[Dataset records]
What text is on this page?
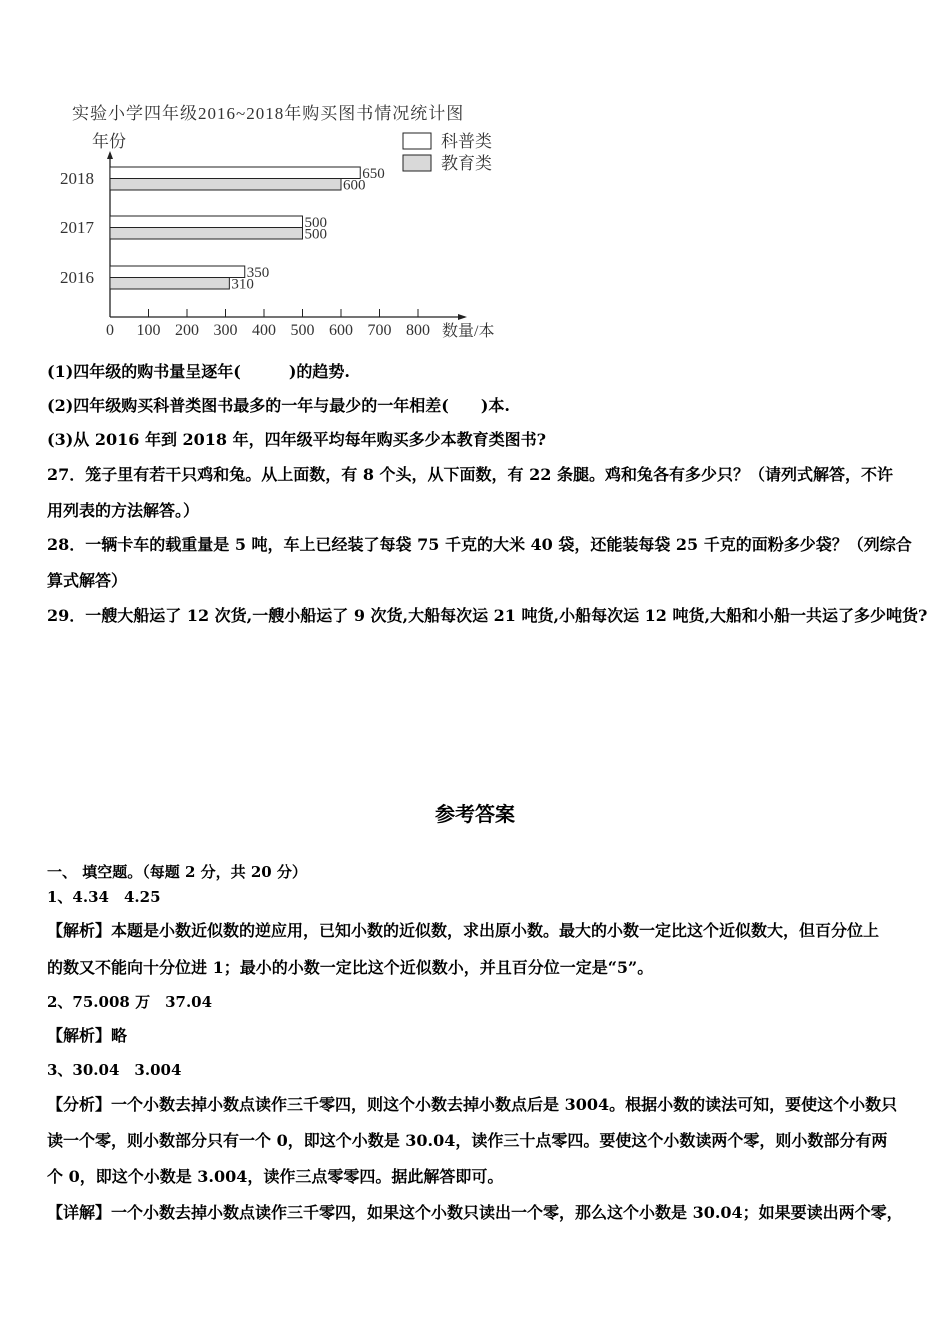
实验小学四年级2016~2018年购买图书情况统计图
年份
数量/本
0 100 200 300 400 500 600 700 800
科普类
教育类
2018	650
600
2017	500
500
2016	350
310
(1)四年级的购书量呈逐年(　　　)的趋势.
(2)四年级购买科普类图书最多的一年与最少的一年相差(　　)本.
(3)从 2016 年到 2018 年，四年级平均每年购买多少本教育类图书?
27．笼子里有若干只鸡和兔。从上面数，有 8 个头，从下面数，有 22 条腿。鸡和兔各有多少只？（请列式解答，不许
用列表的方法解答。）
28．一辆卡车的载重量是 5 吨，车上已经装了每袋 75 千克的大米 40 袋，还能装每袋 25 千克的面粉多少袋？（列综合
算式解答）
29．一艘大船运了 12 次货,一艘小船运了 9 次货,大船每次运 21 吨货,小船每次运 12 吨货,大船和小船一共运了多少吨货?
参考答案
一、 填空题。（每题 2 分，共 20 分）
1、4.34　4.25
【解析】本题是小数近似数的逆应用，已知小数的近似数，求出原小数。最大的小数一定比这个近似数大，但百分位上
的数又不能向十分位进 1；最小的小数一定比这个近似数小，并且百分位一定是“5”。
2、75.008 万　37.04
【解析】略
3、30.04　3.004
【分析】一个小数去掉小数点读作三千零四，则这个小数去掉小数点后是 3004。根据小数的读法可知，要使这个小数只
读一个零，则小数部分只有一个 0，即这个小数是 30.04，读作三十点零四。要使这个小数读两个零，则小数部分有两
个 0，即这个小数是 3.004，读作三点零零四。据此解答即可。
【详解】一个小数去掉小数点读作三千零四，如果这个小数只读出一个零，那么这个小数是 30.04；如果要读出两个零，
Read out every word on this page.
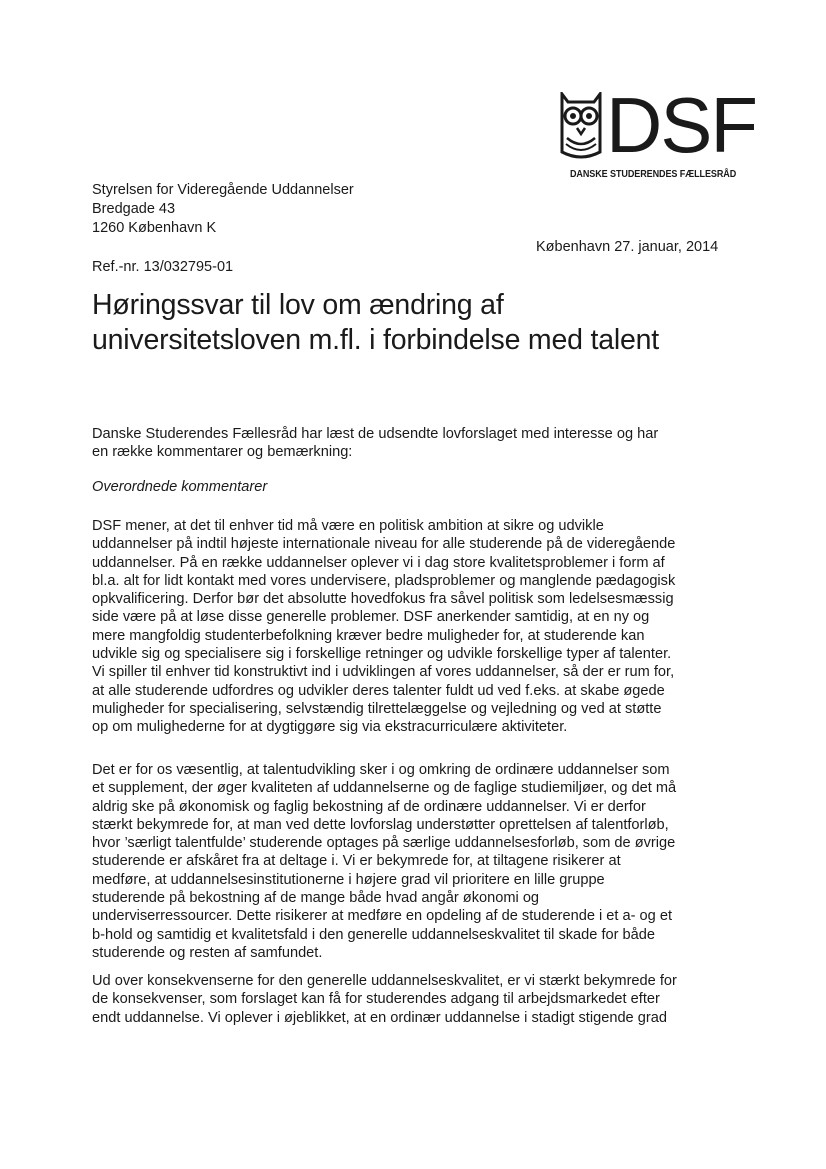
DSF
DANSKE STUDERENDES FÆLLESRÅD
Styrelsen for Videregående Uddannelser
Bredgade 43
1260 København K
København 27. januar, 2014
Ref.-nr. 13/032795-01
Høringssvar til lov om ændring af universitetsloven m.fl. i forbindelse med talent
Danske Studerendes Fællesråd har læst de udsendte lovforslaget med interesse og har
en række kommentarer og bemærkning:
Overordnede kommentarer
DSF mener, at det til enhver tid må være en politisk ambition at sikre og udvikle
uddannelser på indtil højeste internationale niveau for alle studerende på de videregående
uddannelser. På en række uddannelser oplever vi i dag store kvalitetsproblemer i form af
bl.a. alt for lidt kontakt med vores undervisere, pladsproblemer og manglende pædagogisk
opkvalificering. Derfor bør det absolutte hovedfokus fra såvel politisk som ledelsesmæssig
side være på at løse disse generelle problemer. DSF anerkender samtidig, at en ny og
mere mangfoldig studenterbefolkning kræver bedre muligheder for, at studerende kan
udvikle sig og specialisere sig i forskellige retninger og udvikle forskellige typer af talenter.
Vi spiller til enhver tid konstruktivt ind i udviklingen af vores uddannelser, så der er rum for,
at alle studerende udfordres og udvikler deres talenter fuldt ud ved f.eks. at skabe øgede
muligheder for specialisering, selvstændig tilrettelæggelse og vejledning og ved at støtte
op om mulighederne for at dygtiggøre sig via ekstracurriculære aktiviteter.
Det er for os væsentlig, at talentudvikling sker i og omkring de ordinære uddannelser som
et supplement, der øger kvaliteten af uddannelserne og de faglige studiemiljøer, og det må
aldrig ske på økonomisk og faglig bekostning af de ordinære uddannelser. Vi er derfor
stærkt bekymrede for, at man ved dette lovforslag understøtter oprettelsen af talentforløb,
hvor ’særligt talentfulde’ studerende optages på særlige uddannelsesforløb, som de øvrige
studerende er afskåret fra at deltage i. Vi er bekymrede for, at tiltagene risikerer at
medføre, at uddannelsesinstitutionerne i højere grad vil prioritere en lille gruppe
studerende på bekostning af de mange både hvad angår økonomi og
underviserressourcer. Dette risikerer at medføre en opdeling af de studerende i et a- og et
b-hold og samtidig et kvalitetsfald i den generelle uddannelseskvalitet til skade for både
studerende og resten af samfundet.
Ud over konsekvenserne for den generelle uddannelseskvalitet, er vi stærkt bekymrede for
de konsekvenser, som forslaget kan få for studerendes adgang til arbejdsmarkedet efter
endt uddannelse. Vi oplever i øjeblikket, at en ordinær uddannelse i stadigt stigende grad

[PROBLEM TO SOLVE] Report how many lines in these entries contain "samtidig". Answer with the number only.

[SOLUTION TO THE PROBLEM] 2